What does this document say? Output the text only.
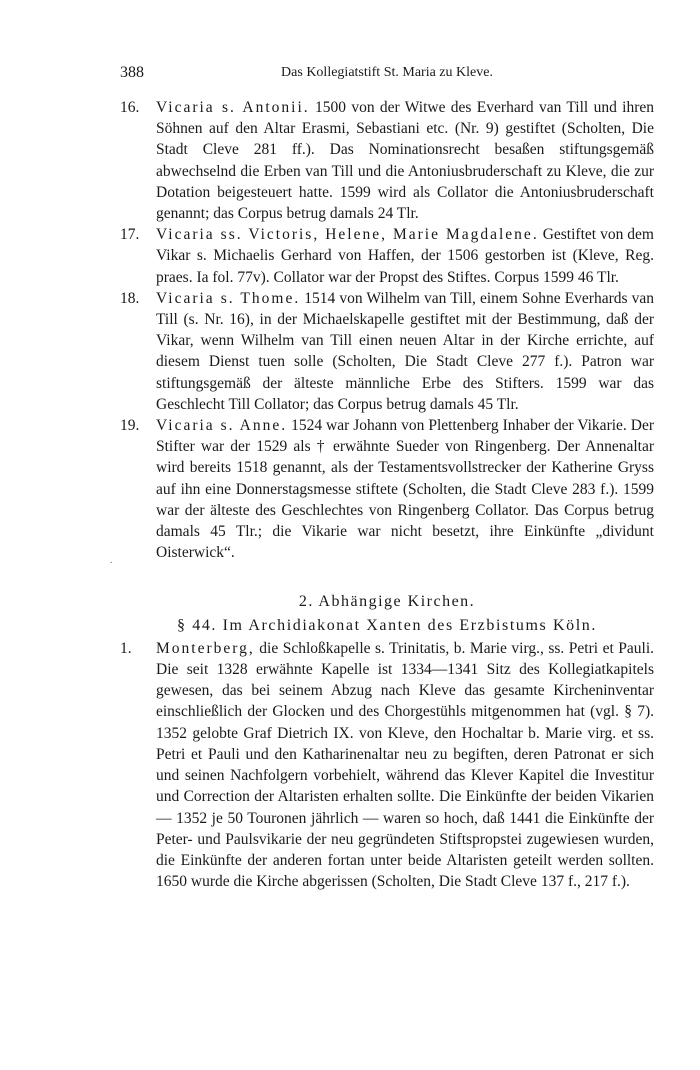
388	Das Kollegiatstift St. Maria zu Kleve.
.

16. Vicaria s. Antonii. 1500 von der Witwe des Everhard van Till und ihren Söhnen auf den Altar Erasmi, Sebastiani etc. (Nr. 9) gestiftet (Scholten, Die Stadt Cleve 281 ff.). Das Nominationsrecht besaßen stiftungsgemäß abwechselnd die Erben van Till und die Antoniusbruderschaft zu Kleve, die zur Dotation beigesteuert hatte. 1599 wird als Collator die Antoniusbruderschaft genannt; das Corpus betrug damals 24 Tlr.

17. Vicaria ss. Victoris, Helene, Marie Magdalene. Gestiftet von dem Vikar s. Michaelis Gerhard von Haffen, der 1506 gestorben ist (Kleve, Reg. praes. Ia fol. 77v). Collator war der Propst des Stiftes. Corpus 1599 46 Tlr.

18. Vicaria s. Thome. 1514 von Wilhelm van Till, einem Sohne Everhards van Till (s. Nr. 16), in der Michaelskapelle gestiftet mit der Bestimmung, daß der Vikar, wenn Wilhelm van Till einen neuen Altar in der Kirche errichte, auf diesem Dienst tuen solle (Scholten, Die Stadt Cleve 277 f.). Patron war stiftungsgemäß der älteste männliche Erbe des Stifters. 1599 war das Geschlecht Till Collator; das Corpus betrug damals 45 Tlr.

19. Vicaria s. Anne. 1524 war Johann von Plettenberg Inhaber der Vikarie. Der Stifter war der 1529 als † erwähnte Sueder von Ringenberg. Der Annenaltar wird bereits 1518 genannt, als der Testamentsvollstrecker der Katherine Gryss auf ihn eine Donnerstagsmesse stiftete (Scholten, die Stadt Cleve 283 f.). 1599 war der älteste des Geschlechtes von Ringenberg Collator. Das Corpus betrug damals 45 Tlr.; die Vikarie war nicht besetzt, ihre Einkünfte „dividunt Oisterwick“.

2. Abhängige Kirchen.
§ 44. Im Archidiakonat Xanten des Erzbistums Köln.

1. Monterberg, die Schloßkapelle s. Trinitatis, b. Marie virg., ss. Petri et Pauli. Die seit 1328 erwähnte Kapelle ist 1334—1341 Sitz des Kollegiatkapitels gewesen, das bei seinem Abzug nach Kleve das gesamte Kircheninventar einschließlich der Glocken und des Chorgestühls mitgenommen hat (vgl. § 7). 1352 gelobte Graf Dietrich IX. von Kleve, den Hochaltar b. Marie virg. et ss. Petri et Pauli und den Katharinenaltar neu zu begiften, deren Patronat er sich und seinen Nachfolgern vorbehielt, während das Klever Kapitel die Investitur und Correction der Altaristen erhalten sollte. Die Einkünfte der beiden Vikarien — 1352 je 50 Touronen jährlich — waren so hoch, daß 1441 die Einkünfte der Peter- und Paulsvikarie der neu gegründeten Stiftspropstei zugewiesen wurden, die Einkünfte der anderen fortan unter beide Altaristen geteilt werden sollten. 1650 wurde die Kirche abgerissen (Scholten, Die Stadt Cleve 137 f., 217 f.).
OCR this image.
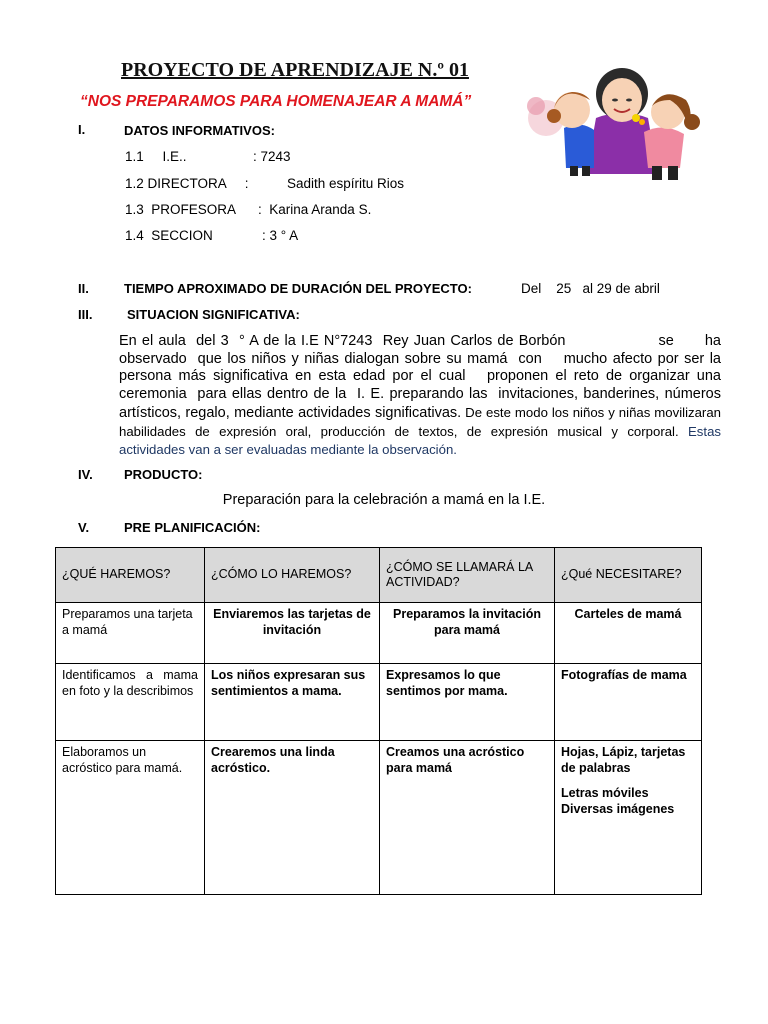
PROYECTO DE APRENDIZAJE N.º 01
“NOS PREPARAMOS PARA HOMENAJEAR A MAMÁ”
I.	DATOS INFORMATIVOS:
1.1     I.E..	: 7243
1.2 DIRECTORA     :	Sadith espíritu Rios
1.3  PROFESORA :  Karina Aranda S.
1.4  SECCION	: 3 ° A
II.	TIEMPO APROXIMADO DE DURACIÓN DEL PROYECTO:	Del    25   al 29 de abril
III.	SITUACION SIGNIFICATIVA:
En el aula  del 3  ° A de la I.E N°7243  Rey Juan Carlos de Borbón                  se      ha observado  que los niños y niñas dialogan sobre su mamá  con    mucho afecto por ser la persona más significativa en esta edad por el cual   proponen el reto de organizar una ceremonia  para ellas dentro de la  I. E. preparando las  invitaciones, banderines, números artísticos, regalo, mediante actividades significativas. De este modo los niños y niñas movilizaran habilidades de expresión oral, producción de textos, de expresión musical y corporal. Estas actividades van a ser evaluadas mediante la observación.
IV. PRODUCTO:
Preparación para la celebración a mamá en la I.E.
V.	PRE PLANIFICACIÓN:
¿QUÉ HAREMOS?	¿CÓMO LO HAREMOS?	¿CÓMO SE LLAMARÁ LA ACTIVIDAD?	¿Qué NECESITARE?
Preparamos una tarjeta a mamá	Enviaremos las tarjetas de invitación	Preparamos la invitación para mamá	Carteles de mamá
Identificamos a mama en foto y la describimos	Los niños expresaran sus sentimientos a mama.	Expresamos lo que sentimos por mama.	Fotografías de mama
Elaboramos un acróstico para mamá.	Crearemos una linda acróstico.	Creamos una acróstico para mamá	Hojas, Lápiz, tarjetas de palabras
Letras móviles
Diversas imágenes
————————
**Brief**:
Output all the material above exactly once more, leaving every picture out.

**Exercise answer**:
What does this document say? Output the text only.
388	Das Kollegiatstift St. Maria zu Kleve.
.

16. Vicaria s. Antonii. 1500 von der Witwe des Everhard van Till und ihren Söhnen auf den Altar Erasmi, Sebastiani etc. (Nr. 9) gestiftet (Scholten, Die Stadt Cleve 281 ff.). Das Nominationsrecht besaßen stiftungsgemäß abwechselnd die Erben van Till und die Antoniusbruderschaft zu Kleve, die zur Dotation beigesteuert hatte. 1599 wird als Collator die Antoniusbruderschaft genannt; das Corpus betrug damals 24 Tlr.

17. Vicaria ss. Victoris, Helene, Marie Magdalene. Gestiftet von dem Vikar s. Michaelis Gerhard von Haffen, der 1506 gestorben ist (Kleve, Reg. praes. Ia fol. 77v). Collator war der Propst des Stiftes. Corpus 1599 46 Tlr.

18. Vicaria s. Thome. 1514 von Wilhelm van Till, einem Sohne Everhards van Till (s. Nr. 16), in der Michaelskapelle gestiftet mit der Bestimmung, daß der Vikar, wenn Wilhelm van Till einen neuen Altar in der Kirche errichte, auf diesem Dienst tuen solle (Scholten, Die Stadt Cleve 277 f.). Patron war stiftungsgemäß der älteste männliche Erbe des Stifters. 1599 war das Geschlecht Till Collator; das Corpus betrug damals 45 Tlr.

19. Vicaria s. Anne. 1524 war Johann von Plettenberg Inhaber der Vikarie. Der Stifter war der 1529 als † erwähnte Sueder von Ringenberg. Der Annenaltar wird bereits 1518 genannt, als der Testamentsvollstrecker der Katherine Gryss auf ihn eine Donnerstagsmesse stiftete (Scholten, die Stadt Cleve 283 f.). 1599 war der älteste des Geschlechtes von Ringenberg Collator. Das Corpus betrug damals 45 Tlr.; die Vikarie war nicht besetzt, ihre Einkünfte „dividunt Oisterwick“.

2. Abhängige Kirchen.
§ 44. Im Archidiakonat Xanten des Erzbistums Köln.

1. Monterberg, die Schloßkapelle s. Trinitatis, b. Marie virg., ss. Petri et Pauli. Die seit 1328 erwähnte Kapelle ist 1334—1341 Sitz des Kollegiatkapitels gewesen, das bei seinem Abzug nach Kleve das gesamte Kircheninventar einschließlich der Glocken und des Chorgestühls mitgenommen hat (vgl. § 7). 1352 gelobte Graf Dietrich IX. von Kleve, den Hochaltar b. Marie virg. et ss. Petri et Pauli und den Katharinenaltar neu zu begiften, deren Patronat er sich und seinen Nachfolgern vorbehielt, während das Klever Kapitel die Investitur und Correction der Altaristen erhalten sollte. Die Einkünfte der beiden Vikarien — 1352 je 50 Touronen jährlich — waren so hoch, daß 1441 die Einkünfte der Peter- und Paulsvikarie der neu gegründeten Stiftspropstei zugewiesen wurden, die Einkünfte der anderen fortan unter beide Altaristen geteilt werden sollten. 1650 wurde die Kirche abgerissen (Scholten, Die Stadt Cleve 137 f., 217 f.).
OCR this image.
PROYECTO DE APRENDIZAJE N.º 01
“NOS PREPARAMOS PARA HOMENAJEAR A MAMÁ”
I.	DATOS INFORMATIVOS:
1.1     I.E..	: 7243
1.2 DIRECTORA     :	Sadith espíritu Rios
1.3  PROFESORA :  Karina Aranda S.
1.4  SECCION	: 3 ° A
II.	TIEMPO APROXIMADO DE DURACIÓN DEL PROYECTO:	Del    25   al 29 de abril
III.	SITUACION SIGNIFICATIVA:
En el aula  del 3  ° A de la I.E N°7243  Rey Juan Carlos de Borbón                  se      ha observado  que los niños y niñas dialogan sobre su mamá  con    mucho afecto por ser la persona más significativa en esta edad por el cual   proponen el reto de organizar una ceremonia  para ellas dentro de la  I. E. preparando las  invitaciones, banderines, números artísticos, regalo, mediante actividades significativas. De este modo los niños y niñas movilizaran habilidades de expresión oral, producción de textos, de expresión musical y corporal. Estas actividades van a ser evaluadas mediante la observación.
IV. PRODUCTO:
Preparación para la celebración a mamá en la I.E.
V.	PRE PLANIFICACIÓN:
¿QUÉ HAREMOS?	¿CÓMO LO HAREMOS?	¿CÓMO SE LLAMARÁ LA ACTIVIDAD?	¿Qué NECESITARE?
Preparamos una tarjeta a mamá	Enviaremos las tarjetas de invitación	Preparamos la invitación para mamá	Carteles de mamá
Identificamos a mama en foto y la describimos	Los niños expresaran sus sentimientos a mama.	Expresamos lo que sentimos por mama.	Fotografías de mama
Elaboramos un acróstico para mamá.	Crearemos una linda acróstico.	Creamos una acróstico para mamá	Hojas, Lápiz, tarjetas de palabras
Letras móviles
Diversas imágenes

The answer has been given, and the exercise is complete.